**TO DO:**
Output every entry exactly as written, but omit the pictures.

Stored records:
--
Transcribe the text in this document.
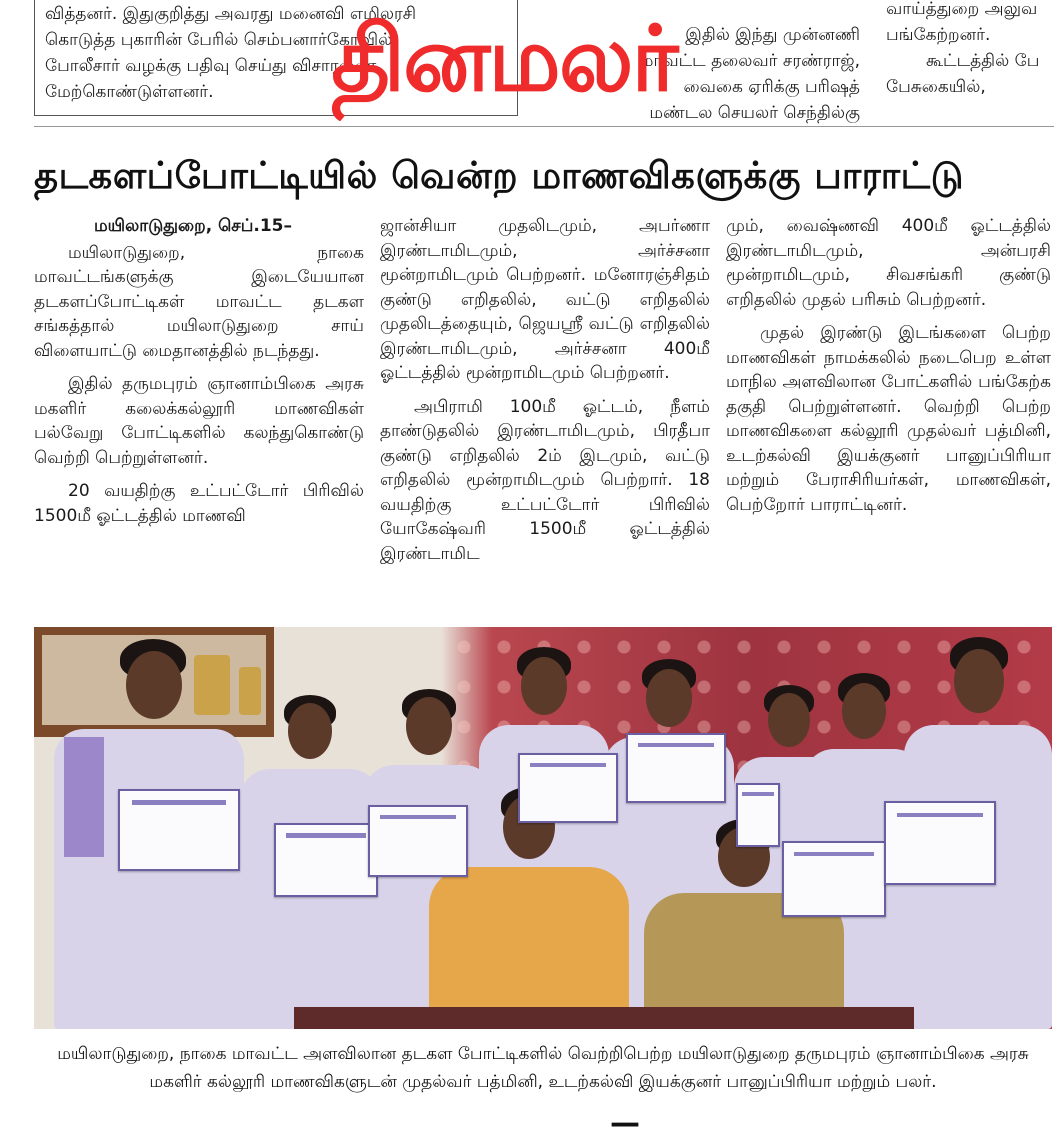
வித்தனர். இதுகுறித்து அவரது மனைவி எழிலரசி
கொடுத்த புகாரின் பேரில் செம்பனார்கோவில்
போலீசார் வழக்கு பதிவு செய்து விசாரணை
மேற்கொண்டுள்ளனர்.

இதில் இந்து முன்னணி

மாவட்ட தலைவர் சரண்ராஜ்,

வைகை ஏரிக்கு பரிஷத்

மண்டல செயலர் செந்தில்கு

வாய்த்துறை அலுவ

பங்கேற்றனர்.

கூட்டத்தில் பே

பேசுகையில்,

தினமலர்
தடகளப்போட்டியில் வென்ற மாணவிகளுக்கு பாராட்டு

மயிலாடுதுறை, செப்.15–

மயிலாடுதுறை, நாகை மாவட்டங்களுக்கு இடையேயான தடகளப்போட்டிகள் மாவட்ட தடகள சங்கத்தால் மயிலாடுதுறை சாய் விளையாட்டு மைதானத்தில் நடந்தது.

இதில் தருமபுரம் ஞானாம்பிகை அரசு மகளிர் கலைக்கல்லூரி மாணவிகள் பல்வேறு போட்டிகளில் கலந்துகொண்டு வெற்றி பெற்றுள்ளனர்.

20 வயதிற்கு உட்பட்டோர் பிரிவில் 1500மீ ஓட்டத்தில் மாணவி

ஜான்சியா முதலிடமும், அபர்ணா இரண்டாமிடமும், அர்ச்சனா மூன்றாமிடமும் பெற்றனர். மனோரஞ்சிதம் குண்டு எறிதலில், வட்டு எறிதலில் முதலிடத்தையும், ஜெயஸ்ரீ வட்டு எறிதலில் இரண்டாமிடமும், அர்ச்சனா 400மீ ஓட்டத்தில் மூன்றாமிடமும் பெற்றனர்.

அபிராமி 100மீ ஓட்டம், நீளம் தாண்டுதலில் இரண்டாமிடமும், பிரதீபா குண்டு எறிதலில் 2ம் இடமும், வட்டு எறிதலில் மூன்றாமிடமும் பெற்றார். 18 வயதிற்கு உட்பட்டோர் பிரிவில் யோகேஷ்வரி 1500மீ ஓட்டத்தில் இரண்டாமிட

மும், வைஷ்ணவி 400மீ ஓட்டத்தில் இரண்டாமிடமும், அன்பரசி மூன்றாமிடமும், சிவசங்கரி குண்டு எறிதலில் முதல் பரிசும் பெற்றனர்.

முதல் இரண்டு இடங்களை பெற்ற மாணவிகள் நாமக்கலில் நடைபெற உள்ள மாநில அளவிலான போட்களில் பங்கேற்க தகுதி பெற்றுள்ளனர். வெற்றி பெற்ற மாணவிகளை கல்லூரி முதல்வர் பத்மினி, உடற்கல்வி இயக்குனர் பானுப்பிரியா மற்றும் பேராசிரியர்கள், மாணவிகள், பெற்றோர் பாராட்டினர்.

மயிலாடுதுறை, நாகை மாவட்ட அளவிலான தடகள போட்டிகளில் வெற்றிபெற்ற மயிலாடுதுறை தருமபுரம் ஞானாம்பிகை அரசு மகளிர் கல்லூரி மாணவிகளுடன் முதல்வர் பத்மினி, உடற்கல்வி இயக்குனர் பானுப்பிரியா மற்றும் பலர்.
—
--
**RESULT:**
Transcribe the text in this document.
வித்தனர். இதுகுறித்து அவரது மனைவி எழிலரசி
கொடுத்த புகாரின் பேரில் செம்பனார்கோவில்
போலீசார் வழக்கு பதிவு செய்து விசாரணை
மேற்கொண்டுள்ளனர்.

இதில் இந்து முன்னணி

மாவட்ட தலைவர் சரண்ராஜ்,

வைகை ஏரிக்கு பரிஷத்

மண்டல செயலர் செந்தில்கு

வாய்த்துறை அலுவ

பங்கேற்றனர்.

கூட்டத்தில் பே

பேசுகையில்,

தினமலர்
தடகளப்போட்டியில் வென்ற மாணவிகளுக்கு பாராட்டு

மயிலாடுதுறை, செப்.15–

மயிலாடுதுறை, நாகை மாவட்டங்களுக்கு இடையேயான தடகளப்போட்டிகள் மாவட்ட தடகள சங்கத்தால் மயிலாடுதுறை சாய் விளையாட்டு மைதானத்தில் நடந்தது.

இதில் தருமபுரம் ஞானாம்பிகை அரசு மகளிர் கலைக்கல்லூரி மாணவிகள் பல்வேறு போட்டிகளில் கலந்துகொண்டு வெற்றி பெற்றுள்ளனர்.

20 வயதிற்கு உட்பட்டோர் பிரிவில் 1500மீ ஓட்டத்தில் மாணவி

ஜான்சியா முதலிடமும், அபர்ணா இரண்டாமிடமும், அர்ச்சனா மூன்றாமிடமும் பெற்றனர். மனோரஞ்சிதம் குண்டு எறிதலில், வட்டு எறிதலில் முதலிடத்தையும், ஜெயஸ்ரீ வட்டு எறிதலில் இரண்டாமிடமும், அர்ச்சனா 400மீ ஓட்டத்தில் மூன்றாமிடமும் பெற்றனர்.

அபிராமி 100மீ ஓட்டம், நீளம் தாண்டுதலில் இரண்டாமிடமும், பிரதீபா குண்டு எறிதலில் 2ம் இடமும், வட்டு எறிதலில் மூன்றாமிடமும் பெற்றார். 18 வயதிற்கு உட்பட்டோர் பிரிவில் யோகேஷ்வரி 1500மீ ஓட்டத்தில் இரண்டாமிட

மும், வைஷ்ணவி 400மீ ஓட்டத்தில் இரண்டாமிடமும், அன்பரசி மூன்றாமிடமும், சிவசங்கரி குண்டு எறிதலில் முதல் பரிசும் பெற்றனர்.

முதல் இரண்டு இடங்களை பெற்ற மாணவிகள் நாமக்கலில் நடைபெற உள்ள மாநில அளவிலான போட்களில் பங்கேற்க தகுதி பெற்றுள்ளனர். வெற்றி பெற்ற மாணவிகளை கல்லூரி முதல்வர் பத்மினி, உடற்கல்வி இயக்குனர் பானுப்பிரியா மற்றும் பேராசிரியர்கள், மாணவிகள், பெற்றோர் பாராட்டினர்.

மயிலாடுதுறை, நாகை மாவட்ட அளவிலான தடகள போட்டிகளில் வெற்றிபெற்ற மயிலாடுதுறை தருமபுரம் ஞானாம்பிகை அரசு மகளிர் கல்லூரி மாணவிகளுடன் முதல்வர் பத்மினி, உடற்கல்வி இயக்குனர் பானுப்பிரியா மற்றும் பலர்.
—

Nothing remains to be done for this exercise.